Given request:
Below are some entries. Return exactly the lines from the one with "Enumerate this screenshot's" through the final line, leaving out any pictures.

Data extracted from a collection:
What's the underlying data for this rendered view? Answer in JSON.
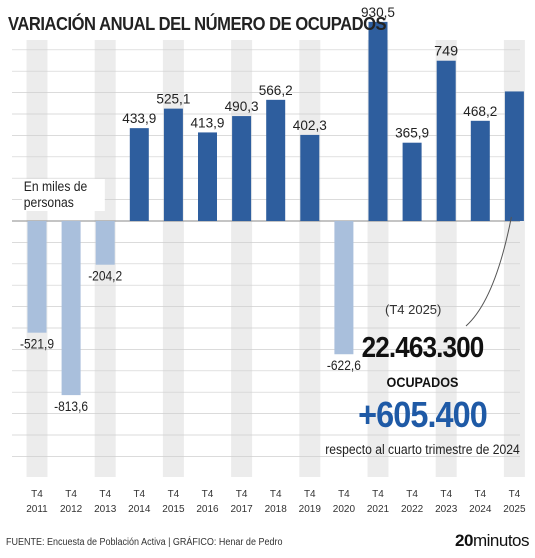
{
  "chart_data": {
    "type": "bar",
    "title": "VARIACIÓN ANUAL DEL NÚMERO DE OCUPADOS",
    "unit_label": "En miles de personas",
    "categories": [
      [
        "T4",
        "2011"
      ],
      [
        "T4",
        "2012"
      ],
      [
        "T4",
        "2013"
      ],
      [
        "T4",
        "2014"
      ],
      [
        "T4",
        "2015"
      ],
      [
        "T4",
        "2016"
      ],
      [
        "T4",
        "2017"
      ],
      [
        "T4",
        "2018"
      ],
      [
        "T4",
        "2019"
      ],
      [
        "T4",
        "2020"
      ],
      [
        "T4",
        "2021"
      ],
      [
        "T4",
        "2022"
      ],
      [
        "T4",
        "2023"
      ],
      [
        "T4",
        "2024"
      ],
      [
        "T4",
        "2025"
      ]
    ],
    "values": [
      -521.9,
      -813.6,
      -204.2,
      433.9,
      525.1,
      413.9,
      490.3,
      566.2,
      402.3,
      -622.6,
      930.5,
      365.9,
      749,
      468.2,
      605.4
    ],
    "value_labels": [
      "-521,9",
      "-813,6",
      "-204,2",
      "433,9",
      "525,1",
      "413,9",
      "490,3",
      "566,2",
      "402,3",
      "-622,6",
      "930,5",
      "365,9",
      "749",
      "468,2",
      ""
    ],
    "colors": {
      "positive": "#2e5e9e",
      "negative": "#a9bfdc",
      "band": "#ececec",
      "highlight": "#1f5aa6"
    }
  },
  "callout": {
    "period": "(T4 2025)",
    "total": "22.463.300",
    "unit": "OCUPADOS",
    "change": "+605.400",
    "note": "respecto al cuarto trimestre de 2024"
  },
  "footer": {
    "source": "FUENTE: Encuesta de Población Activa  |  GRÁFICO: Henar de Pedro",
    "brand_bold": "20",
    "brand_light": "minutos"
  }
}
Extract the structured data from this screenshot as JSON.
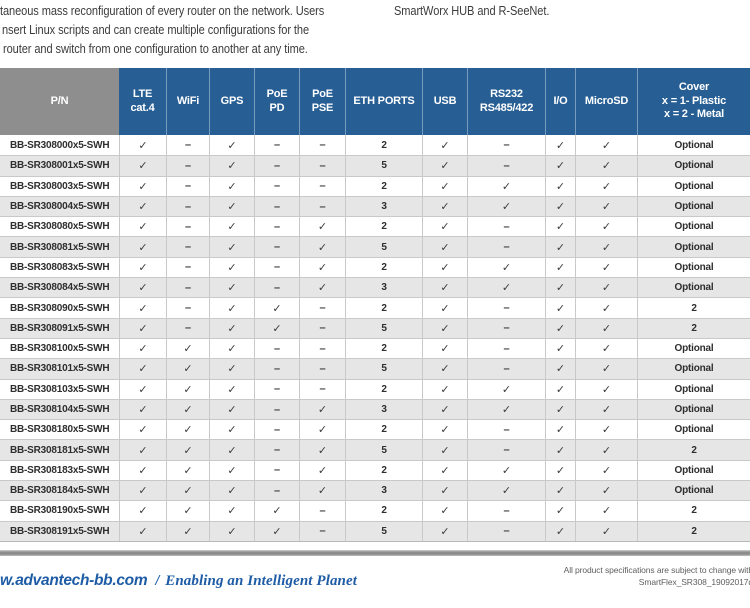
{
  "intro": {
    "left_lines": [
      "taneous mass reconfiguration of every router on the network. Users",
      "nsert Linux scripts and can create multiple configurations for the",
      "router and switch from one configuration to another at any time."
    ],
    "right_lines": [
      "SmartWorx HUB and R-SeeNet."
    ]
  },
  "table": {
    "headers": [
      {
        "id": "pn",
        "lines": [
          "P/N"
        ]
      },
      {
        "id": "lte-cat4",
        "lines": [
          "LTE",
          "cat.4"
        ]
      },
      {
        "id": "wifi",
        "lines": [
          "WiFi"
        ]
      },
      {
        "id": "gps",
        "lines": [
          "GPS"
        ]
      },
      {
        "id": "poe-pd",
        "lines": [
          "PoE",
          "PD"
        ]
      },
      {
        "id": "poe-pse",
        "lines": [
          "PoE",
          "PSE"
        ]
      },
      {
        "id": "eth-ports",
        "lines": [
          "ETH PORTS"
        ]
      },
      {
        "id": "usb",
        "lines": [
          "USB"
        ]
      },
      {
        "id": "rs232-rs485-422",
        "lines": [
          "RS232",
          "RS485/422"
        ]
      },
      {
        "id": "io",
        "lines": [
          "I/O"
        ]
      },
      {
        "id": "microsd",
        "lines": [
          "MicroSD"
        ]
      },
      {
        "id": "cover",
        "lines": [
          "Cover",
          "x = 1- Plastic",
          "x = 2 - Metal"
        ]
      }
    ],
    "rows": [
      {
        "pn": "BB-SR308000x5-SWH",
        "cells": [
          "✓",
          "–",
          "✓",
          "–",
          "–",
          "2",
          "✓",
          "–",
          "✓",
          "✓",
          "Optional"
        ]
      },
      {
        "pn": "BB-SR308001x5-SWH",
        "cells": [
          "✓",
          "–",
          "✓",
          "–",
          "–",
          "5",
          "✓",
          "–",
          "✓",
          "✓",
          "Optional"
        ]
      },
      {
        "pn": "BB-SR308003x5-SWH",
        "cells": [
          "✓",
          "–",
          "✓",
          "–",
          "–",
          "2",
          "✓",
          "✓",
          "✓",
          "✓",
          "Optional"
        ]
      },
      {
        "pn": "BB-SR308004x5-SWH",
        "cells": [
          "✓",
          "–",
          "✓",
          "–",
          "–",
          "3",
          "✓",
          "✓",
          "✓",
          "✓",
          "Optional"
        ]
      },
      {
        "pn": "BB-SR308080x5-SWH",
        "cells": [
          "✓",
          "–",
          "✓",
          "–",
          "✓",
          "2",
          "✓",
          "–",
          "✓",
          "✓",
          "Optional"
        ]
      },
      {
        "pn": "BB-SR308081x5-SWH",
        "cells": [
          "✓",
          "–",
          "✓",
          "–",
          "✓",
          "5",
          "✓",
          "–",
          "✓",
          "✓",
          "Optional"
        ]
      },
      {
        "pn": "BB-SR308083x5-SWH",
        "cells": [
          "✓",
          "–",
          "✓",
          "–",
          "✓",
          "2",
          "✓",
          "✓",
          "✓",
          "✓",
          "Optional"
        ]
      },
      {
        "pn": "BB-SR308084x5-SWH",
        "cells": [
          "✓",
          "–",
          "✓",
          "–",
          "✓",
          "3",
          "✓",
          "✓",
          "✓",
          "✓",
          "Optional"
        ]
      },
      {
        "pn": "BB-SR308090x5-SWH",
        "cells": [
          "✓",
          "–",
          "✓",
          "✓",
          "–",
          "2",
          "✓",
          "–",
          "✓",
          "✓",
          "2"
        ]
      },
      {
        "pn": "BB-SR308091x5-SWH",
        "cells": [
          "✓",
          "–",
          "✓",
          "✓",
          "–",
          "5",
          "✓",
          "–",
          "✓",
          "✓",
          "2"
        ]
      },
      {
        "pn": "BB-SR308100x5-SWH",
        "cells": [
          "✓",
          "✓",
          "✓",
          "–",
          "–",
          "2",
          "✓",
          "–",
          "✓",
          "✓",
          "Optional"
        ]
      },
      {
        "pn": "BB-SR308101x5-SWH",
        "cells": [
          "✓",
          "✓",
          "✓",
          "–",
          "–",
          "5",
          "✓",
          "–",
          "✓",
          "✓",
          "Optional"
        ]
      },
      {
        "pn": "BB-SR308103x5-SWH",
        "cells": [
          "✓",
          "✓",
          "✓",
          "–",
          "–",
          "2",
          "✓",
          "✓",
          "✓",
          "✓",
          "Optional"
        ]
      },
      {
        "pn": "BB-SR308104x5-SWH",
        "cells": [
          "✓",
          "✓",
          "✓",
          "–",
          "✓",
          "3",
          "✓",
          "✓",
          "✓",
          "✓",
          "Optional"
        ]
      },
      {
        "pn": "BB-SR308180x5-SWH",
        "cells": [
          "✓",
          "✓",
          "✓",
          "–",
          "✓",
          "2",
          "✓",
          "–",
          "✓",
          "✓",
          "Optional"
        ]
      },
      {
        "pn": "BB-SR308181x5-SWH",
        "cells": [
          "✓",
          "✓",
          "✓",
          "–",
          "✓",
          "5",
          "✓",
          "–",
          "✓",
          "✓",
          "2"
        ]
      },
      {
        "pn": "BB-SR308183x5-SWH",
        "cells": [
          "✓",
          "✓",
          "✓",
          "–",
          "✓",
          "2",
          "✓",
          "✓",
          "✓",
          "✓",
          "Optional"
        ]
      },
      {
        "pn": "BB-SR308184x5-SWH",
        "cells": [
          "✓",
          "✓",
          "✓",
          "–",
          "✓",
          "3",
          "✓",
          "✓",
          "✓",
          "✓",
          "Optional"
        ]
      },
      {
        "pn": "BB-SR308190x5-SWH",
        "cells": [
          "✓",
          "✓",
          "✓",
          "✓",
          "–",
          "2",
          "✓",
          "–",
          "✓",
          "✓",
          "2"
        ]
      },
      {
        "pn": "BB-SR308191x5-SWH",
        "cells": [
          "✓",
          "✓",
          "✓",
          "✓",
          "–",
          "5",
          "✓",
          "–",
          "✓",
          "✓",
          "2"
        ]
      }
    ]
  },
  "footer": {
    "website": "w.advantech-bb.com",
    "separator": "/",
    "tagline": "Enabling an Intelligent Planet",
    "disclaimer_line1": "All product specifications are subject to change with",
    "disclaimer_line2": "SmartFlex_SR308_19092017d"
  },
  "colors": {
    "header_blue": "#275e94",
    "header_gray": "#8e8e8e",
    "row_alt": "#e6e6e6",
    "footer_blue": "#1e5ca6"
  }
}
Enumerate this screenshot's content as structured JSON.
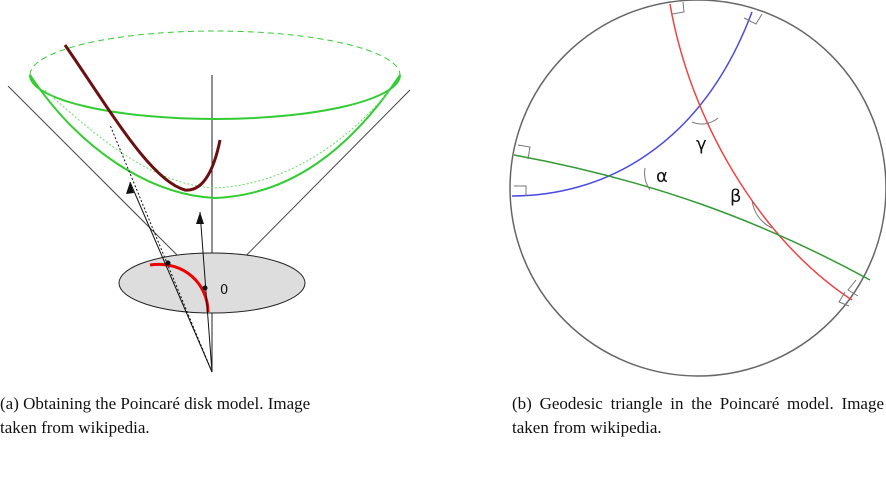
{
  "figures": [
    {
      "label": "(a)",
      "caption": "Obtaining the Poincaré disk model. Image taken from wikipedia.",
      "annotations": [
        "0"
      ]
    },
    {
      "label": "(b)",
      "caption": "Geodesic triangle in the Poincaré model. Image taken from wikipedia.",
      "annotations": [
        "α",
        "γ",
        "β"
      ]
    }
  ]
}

Solution:
Enumerate this screenshot's content as structured JSON.
{
  "figures": [
    {
      "label": "(a)",
      "caption": "Obtaining the Poincaré disk model. Image taken from wikipedia.",
      "annotations": [
        "0"
      ]
    },
    {
      "label": "(b)",
      "caption": "Geodesic triangle in the Poincaré model. Image taken from wikipedia.",
      "annotations": [
        "α",
        "γ",
        "β"
      ]
    }
  ]
}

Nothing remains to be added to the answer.